> [DO THIS]:
Copy out the entries exactly, from the first line to the last.

> [RECORDED INFORMATION]:
━━━━━━━━━━━━━━━━━━━━

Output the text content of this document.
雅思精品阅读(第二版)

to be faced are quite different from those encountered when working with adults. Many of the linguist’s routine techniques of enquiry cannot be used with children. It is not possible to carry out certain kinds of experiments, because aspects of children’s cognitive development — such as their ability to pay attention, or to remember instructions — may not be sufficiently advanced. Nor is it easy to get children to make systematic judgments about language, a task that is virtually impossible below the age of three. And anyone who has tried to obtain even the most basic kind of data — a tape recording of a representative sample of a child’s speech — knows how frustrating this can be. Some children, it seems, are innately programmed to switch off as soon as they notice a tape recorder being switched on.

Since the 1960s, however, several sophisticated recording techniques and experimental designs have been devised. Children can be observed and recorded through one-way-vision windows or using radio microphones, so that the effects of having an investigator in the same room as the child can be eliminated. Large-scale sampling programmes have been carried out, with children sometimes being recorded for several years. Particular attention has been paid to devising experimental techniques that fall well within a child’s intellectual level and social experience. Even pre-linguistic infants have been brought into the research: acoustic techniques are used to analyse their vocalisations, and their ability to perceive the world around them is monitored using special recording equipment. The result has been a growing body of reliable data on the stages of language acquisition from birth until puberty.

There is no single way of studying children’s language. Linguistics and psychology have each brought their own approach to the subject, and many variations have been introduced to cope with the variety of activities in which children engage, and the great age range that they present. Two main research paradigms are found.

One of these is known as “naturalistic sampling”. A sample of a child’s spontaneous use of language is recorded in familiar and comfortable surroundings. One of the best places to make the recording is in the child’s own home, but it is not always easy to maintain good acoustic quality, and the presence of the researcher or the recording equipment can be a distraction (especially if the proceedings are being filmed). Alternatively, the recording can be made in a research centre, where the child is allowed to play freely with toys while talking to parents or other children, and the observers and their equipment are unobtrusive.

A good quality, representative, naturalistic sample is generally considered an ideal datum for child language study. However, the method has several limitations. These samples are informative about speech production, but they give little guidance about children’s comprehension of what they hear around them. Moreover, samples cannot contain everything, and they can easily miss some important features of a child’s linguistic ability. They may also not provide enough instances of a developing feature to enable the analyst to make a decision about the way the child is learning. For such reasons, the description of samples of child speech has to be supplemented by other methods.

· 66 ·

━━━━━━━━━━━━━━━━━━━━

> [COMPLETED EXERCISE]:
Output the text content of this document.
雅思精品阅读(第二版)

to be faced are quite different from those encountered when working with adults. Many of the linguist’s routine techniques of enquiry cannot be used with children. It is not possible to carry out certain kinds of experiments, because aspects of children’s cognitive development — such as their ability to pay attention, or to remember instructions — may not be sufficiently advanced. Nor is it easy to get children to make systematic judgments about language, a task that is virtually impossible below the age of three. And anyone who has tried to obtain even the most basic kind of data — a tape recording of a representative sample of a child’s speech — knows how frustrating this can be. Some children, it seems, are innately programmed to switch off as soon as they notice a tape recorder being switched on.

Since the 1960s, however, several sophisticated recording techniques and experimental designs have been devised. Children can be observed and recorded through one-way-vision windows or using radio microphones, so that the effects of having an investigator in the same room as the child can be eliminated. Large-scale sampling programmes have been carried out, with children sometimes being recorded for several years. Particular attention has been paid to devising experimental techniques that fall well within a child’s intellectual level and social experience. Even pre-linguistic infants have been brought into the research: acoustic techniques are used to analyse their vocalisations, and their ability to perceive the world around them is monitored using special recording equipment. The result has been a growing body of reliable data on the stages of language acquisition from birth until puberty.

There is no single way of studying children’s language. Linguistics and psychology have each brought their own approach to the subject, and many variations have been introduced to cope with the variety of activities in which children engage, and the great age range that they present. Two main research paradigms are found.

One of these is known as “naturalistic sampling”. A sample of a child’s spontaneous use of language is recorded in familiar and comfortable surroundings. One of the best places to make the recording is in the child’s own home, but it is not always easy to maintain good acoustic quality, and the presence of the researcher or the recording equipment can be a distraction (especially if the proceedings are being filmed). Alternatively, the recording can be made in a research centre, where the child is allowed to play freely with toys while talking to parents or other children, and the observers and their equipment are unobtrusive.

A good quality, representative, naturalistic sample is generally considered an ideal datum for child language study. However, the method has several limitations. These samples are informative about speech production, but they give little guidance about children’s comprehension of what they hear around them. Moreover, samples cannot contain everything, and they can easily miss some important features of a child’s linguistic ability. They may also not provide enough instances of a developing feature to enable the analyst to make a decision about the way the child is learning. For such reasons, the description of samples of child speech has to be supplemented by other methods.

· 66 ·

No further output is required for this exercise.